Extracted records
══════════
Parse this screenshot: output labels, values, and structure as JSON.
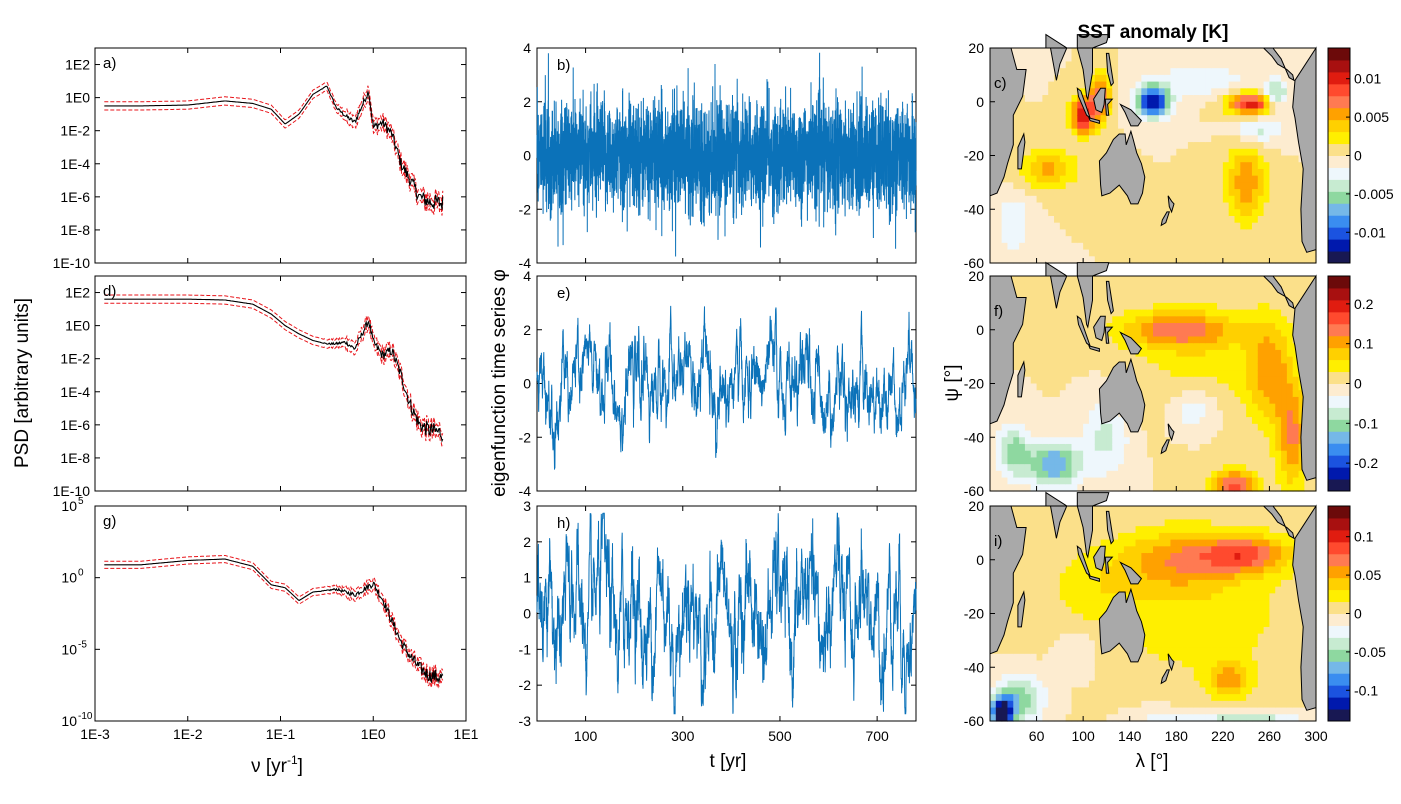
{
  "figure": {
    "map_title": "SST anomaly [K]",
    "left_ylabel": "PSD [arbitrary units]",
    "left_xlabel_prefix": "ν [yr",
    "left_xlabel_sup": "-1",
    "left_xlabel_suffix": "]",
    "mid_ylabel": "eigenfunction time series φ",
    "mid_xlabel": "t [yr]",
    "map_ylabel": "ψ [°]",
    "map_xlabel": "λ [°]",
    "colors": {
      "psd_line": "#000000",
      "psd_band": "#e8151b",
      "series_line": "#0b72b9",
      "land": "#a9a9a9"
    }
  },
  "chart_data": [
    {
      "id": "a",
      "panel_label": "a)",
      "type": "line",
      "scale": "log",
      "xlabel": "ν [yr-1]",
      "ylabel": "PSD [arbitrary units]",
      "xlim": [
        0.001,
        10
      ],
      "ylim": [
        1e-10,
        1000
      ],
      "x_ticks": [
        "1E-3",
        "1E-2",
        "1E-1",
        "1E0",
        "1E1"
      ],
      "y_ticks": [
        "1E2",
        "1E0",
        "1E-2",
        "1E-4",
        "1E-6",
        "1E-8",
        "1E-10"
      ],
      "y_tick_exp": [
        2,
        0,
        -2,
        -4,
        -6,
        -8,
        -10
      ],
      "spectrum": {
        "freq_log10": [
          -2.9,
          -2.5,
          -2.0,
          -1.6,
          -1.3,
          -1.1,
          -0.95,
          -0.8,
          -0.65,
          -0.5,
          -0.4,
          -0.3,
          -0.2,
          -0.05,
          0.0,
          0.1,
          0.2,
          0.3,
          0.4,
          0.5,
          0.6,
          0.75
        ],
        "psd_log10": [
          -0.5,
          -0.5,
          -0.45,
          -0.2,
          -0.35,
          -0.7,
          -1.6,
          -1.0,
          0.2,
          0.7,
          -0.6,
          -1.1,
          -1.5,
          0.4,
          -1.8,
          -1.5,
          -2.2,
          -4.0,
          -5.0,
          -6.0,
          -6.3,
          -6.4
        ]
      }
    },
    {
      "id": "d",
      "panel_label": "d)",
      "type": "line",
      "scale": "log",
      "xlim": [
        0.001,
        10
      ],
      "ylim": [
        1e-10,
        1000
      ],
      "x_ticks": [
        "1E-3",
        "1E-2",
        "1E-1",
        "1E0",
        "1E1"
      ],
      "y_ticks": [
        "1E2",
        "1E0",
        "1E-2",
        "1E-4",
        "1E-6",
        "1E-8",
        "1E-10"
      ],
      "y_tick_exp": [
        2,
        0,
        -2,
        -4,
        -6,
        -8,
        -10
      ],
      "spectrum": {
        "freq_log10": [
          -2.9,
          -2.5,
          -2.0,
          -1.6,
          -1.3,
          -1.1,
          -0.95,
          -0.8,
          -0.65,
          -0.5,
          -0.4,
          -0.3,
          -0.2,
          -0.05,
          0.0,
          0.1,
          0.2,
          0.3,
          0.4,
          0.5,
          0.6,
          0.75
        ],
        "psd_log10": [
          1.6,
          1.6,
          1.6,
          1.55,
          1.3,
          0.7,
          0.0,
          -0.5,
          -0.9,
          -1.1,
          -1.1,
          -1.0,
          -1.4,
          0.3,
          -1.0,
          -1.8,
          -1.5,
          -3.0,
          -4.8,
          -6.0,
          -6.3,
          -6.5
        ]
      }
    },
    {
      "id": "g",
      "panel_label": "g)",
      "type": "line",
      "scale": "log",
      "xlim": [
        0.001,
        10
      ],
      "ylim": [
        1e-10,
        100000
      ],
      "x_ticks": [
        "1E-3",
        "1E-2",
        "1E-1",
        "1E0",
        "1E1"
      ],
      "y_ticks": [
        "10",
        "10",
        "10",
        "10"
      ],
      "y_tick_sup": [
        "5",
        "0",
        "-5",
        "-10"
      ],
      "y_tick_exp": [
        5,
        0,
        -5,
        -10
      ],
      "spectrum": {
        "freq_log10": [
          -2.9,
          -2.5,
          -2.0,
          -1.6,
          -1.3,
          -1.1,
          -0.95,
          -0.8,
          -0.65,
          -0.5,
          -0.4,
          -0.3,
          -0.2,
          -0.05,
          0.0,
          0.1,
          0.2,
          0.3,
          0.4,
          0.5,
          0.6,
          0.75
        ],
        "psd_log10": [
          0.9,
          0.9,
          1.2,
          1.3,
          0.8,
          -0.5,
          -0.7,
          -1.6,
          -1.0,
          -0.9,
          -0.8,
          -1.0,
          -1.2,
          -0.6,
          -0.4,
          -1.5,
          -3.0,
          -4.5,
          -5.5,
          -6.3,
          -6.8,
          -7.0
        ]
      }
    },
    {
      "id": "b",
      "panel_label": "b)",
      "type": "line",
      "xlim": [
        0,
        780
      ],
      "ylim": [
        -4,
        4
      ],
      "y_ticks": [
        "4",
        "2",
        "0",
        "-2",
        "-4"
      ],
      "y_tick_vals": [
        4,
        2,
        0,
        -2,
        -4
      ],
      "x_ticks": [
        "100",
        "300",
        "500",
        "700"
      ],
      "x_tick_vals": [
        100,
        300,
        500,
        700
      ],
      "series": {
        "n": 3500,
        "sigma": 1.0,
        "ar": 0.0,
        "clip": 4
      }
    },
    {
      "id": "e",
      "panel_label": "e)",
      "type": "line",
      "xlim": [
        0,
        780
      ],
      "ylim": [
        -4,
        4
      ],
      "y_ticks": [
        "4",
        "2",
        "0",
        "-2",
        "-4"
      ],
      "y_tick_vals": [
        4,
        2,
        0,
        -2,
        -4
      ],
      "x_ticks": [
        "100",
        "300",
        "500",
        "700"
      ],
      "x_tick_vals": [
        100,
        300,
        500,
        700
      ],
      "series": {
        "n": 2400,
        "sigma": 1.0,
        "ar": 0.93,
        "clip": 3.9
      }
    },
    {
      "id": "h",
      "panel_label": "h)",
      "type": "line",
      "xlabel": "t [yr]",
      "xlim": [
        0,
        780
      ],
      "ylim": [
        -3,
        3
      ],
      "y_ticks": [
        "3",
        "2",
        "1",
        "0",
        "-1",
        "-2",
        "-3"
      ],
      "y_tick_vals": [
        3,
        2,
        1,
        0,
        -1,
        -2,
        -3
      ],
      "x_ticks": [
        "100",
        "300",
        "500",
        "700"
      ],
      "x_tick_vals": [
        100,
        300,
        500,
        700
      ],
      "series": {
        "n": 2400,
        "sigma": 0.95,
        "ar": 0.9,
        "osc_period": 60,
        "clip": 2.8
      }
    },
    {
      "id": "c",
      "panel_label": "c)",
      "type": "heatmap",
      "xlim": [
        20,
        300
      ],
      "ylim": [
        -60,
        20
      ],
      "y_ticks": [
        "20",
        "0",
        "-20",
        "-40",
        "-60"
      ],
      "y_tick_vals": [
        20,
        0,
        -20,
        -40,
        -60
      ],
      "x_ticks": [
        "60",
        "100",
        "140",
        "180",
        "220",
        "260",
        "300"
      ],
      "x_tick_vals": [
        60,
        100,
        140,
        180,
        220,
        260,
        300
      ],
      "colorbar": {
        "ticks": [
          "0.01",
          "0.005",
          "0",
          "-0.005",
          "-0.01"
        ],
        "tick_vals": [
          0.01,
          0.005,
          0,
          -0.005,
          -0.01
        ],
        "range": [
          -0.014,
          0.014
        ]
      },
      "anomalies": [
        {
          "lon": 160,
          "lat": 0,
          "val": -0.013,
          "sx": 10,
          "sy": 4
        },
        {
          "lon": 245,
          "lat": -1,
          "val": 0.011,
          "sx": 14,
          "sy": 3
        },
        {
          "lon": 265,
          "lat": 2,
          "val": -0.006,
          "sx": 8,
          "sy": 4
        },
        {
          "lon": 100,
          "lat": -5,
          "val": 0.011,
          "sx": 7,
          "sy": 5
        },
        {
          "lon": 115,
          "lat": 2,
          "val": 0.008,
          "sx": 6,
          "sy": 6
        },
        {
          "lon": 240,
          "lat": -30,
          "val": 0.006,
          "sx": 12,
          "sy": 10
        },
        {
          "lon": 70,
          "lat": -25,
          "val": 0.005,
          "sx": 18,
          "sy": 5
        },
        {
          "lon": 250,
          "lat": -10,
          "val": -0.004,
          "sx": 15,
          "sy": 4
        },
        {
          "lon": 200,
          "lat": 8,
          "val": -0.003,
          "sx": 30,
          "sy": 4
        },
        {
          "lon": 40,
          "lat": -45,
          "val": -0.003,
          "sx": 10,
          "sy": 8
        }
      ]
    },
    {
      "id": "f",
      "panel_label": "f)",
      "type": "heatmap",
      "xlim": [
        20,
        300
      ],
      "ylim": [
        -60,
        20
      ],
      "y_ticks": [
        "20",
        "0",
        "-20",
        "-40",
        "-60"
      ],
      "y_tick_vals": [
        20,
        0,
        -20,
        -40,
        -60
      ],
      "x_ticks": [
        "60",
        "100",
        "140",
        "180",
        "220",
        "260",
        "300"
      ],
      "x_tick_vals": [
        60,
        100,
        140,
        180,
        220,
        260,
        300
      ],
      "colorbar": {
        "ticks": [
          "0.2",
          "0.1",
          "0",
          "-0.1",
          "-0.2"
        ],
        "tick_vals": [
          0.2,
          0.1,
          0,
          -0.1,
          -0.2
        ],
        "range": [
          -0.27,
          0.27
        ]
      },
      "anomalies": [
        {
          "lon": 180,
          "lat": 0,
          "val": 0.12,
          "sx": 35,
          "sy": 5
        },
        {
          "lon": 260,
          "lat": -15,
          "val": 0.1,
          "sx": 14,
          "sy": 14
        },
        {
          "lon": 280,
          "lat": -40,
          "val": 0.12,
          "sx": 10,
          "sy": 14
        },
        {
          "lon": 230,
          "lat": -58,
          "val": 0.16,
          "sx": 14,
          "sy": 4
        },
        {
          "lon": 200,
          "lat": -12,
          "val": 0.04,
          "sx": 40,
          "sy": 15
        },
        {
          "lon": 75,
          "lat": -50,
          "val": -0.15,
          "sx": 16,
          "sy": 6
        },
        {
          "lon": 40,
          "lat": -45,
          "val": -0.1,
          "sx": 10,
          "sy": 7
        },
        {
          "lon": 120,
          "lat": -40,
          "val": -0.07,
          "sx": 14,
          "sy": 10
        },
        {
          "lon": 195,
          "lat": -30,
          "val": -0.06,
          "sx": 15,
          "sy": 6
        }
      ]
    },
    {
      "id": "i",
      "panel_label": "i)",
      "type": "heatmap",
      "xlabel": "λ [°]",
      "xlim": [
        20,
        300
      ],
      "ylim": [
        -60,
        20
      ],
      "y_ticks": [
        "20",
        "0",
        "-20",
        "-40",
        "-60"
      ],
      "y_tick_vals": [
        20,
        0,
        -20,
        -40,
        -60
      ],
      "x_ticks": [
        "60",
        "100",
        "140",
        "180",
        "220",
        "260",
        "300"
      ],
      "x_tick_vals": [
        60,
        100,
        140,
        180,
        220,
        260,
        300
      ],
      "colorbar": {
        "ticks": [
          "0.1",
          "0.05",
          "0",
          "-0.05",
          "-0.1"
        ],
        "tick_vals": [
          0.1,
          0.05,
          0,
          -0.05,
          -0.1
        ],
        "range": [
          -0.14,
          0.14
        ]
      },
      "anomalies": [
        {
          "lon": 240,
          "lat": 2,
          "val": 0.07,
          "sx": 28,
          "sy": 5
        },
        {
          "lon": 180,
          "lat": 0,
          "val": 0.045,
          "sx": 35,
          "sy": 8
        },
        {
          "lon": 200,
          "lat": -20,
          "val": 0.025,
          "sx": 60,
          "sy": 20
        },
        {
          "lon": 110,
          "lat": -10,
          "val": 0.02,
          "sx": 30,
          "sy": 10
        },
        {
          "lon": 225,
          "lat": -45,
          "val": 0.05,
          "sx": 12,
          "sy": 5
        },
        {
          "lon": 30,
          "lat": -57,
          "val": -0.13,
          "sx": 7,
          "sy": 4
        },
        {
          "lon": 45,
          "lat": -52,
          "val": -0.06,
          "sx": 15,
          "sy": 6
        },
        {
          "lon": 240,
          "lat": -59,
          "val": -0.05,
          "sx": 30,
          "sy": 2
        },
        {
          "lon": 95,
          "lat": -35,
          "val": -0.02,
          "sx": 12,
          "sy": 6
        },
        {
          "lon": 165,
          "lat": -60,
          "val": -0.02,
          "sx": 20,
          "sy": 4
        }
      ]
    }
  ]
}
══════════
Request: Only lines with the word "units" are wanted, so copy each one from the records.

Final result:
    "left_ylabel": "PSD [arbitrary units]",
      "ylabel": "PSD [arbitrary units]",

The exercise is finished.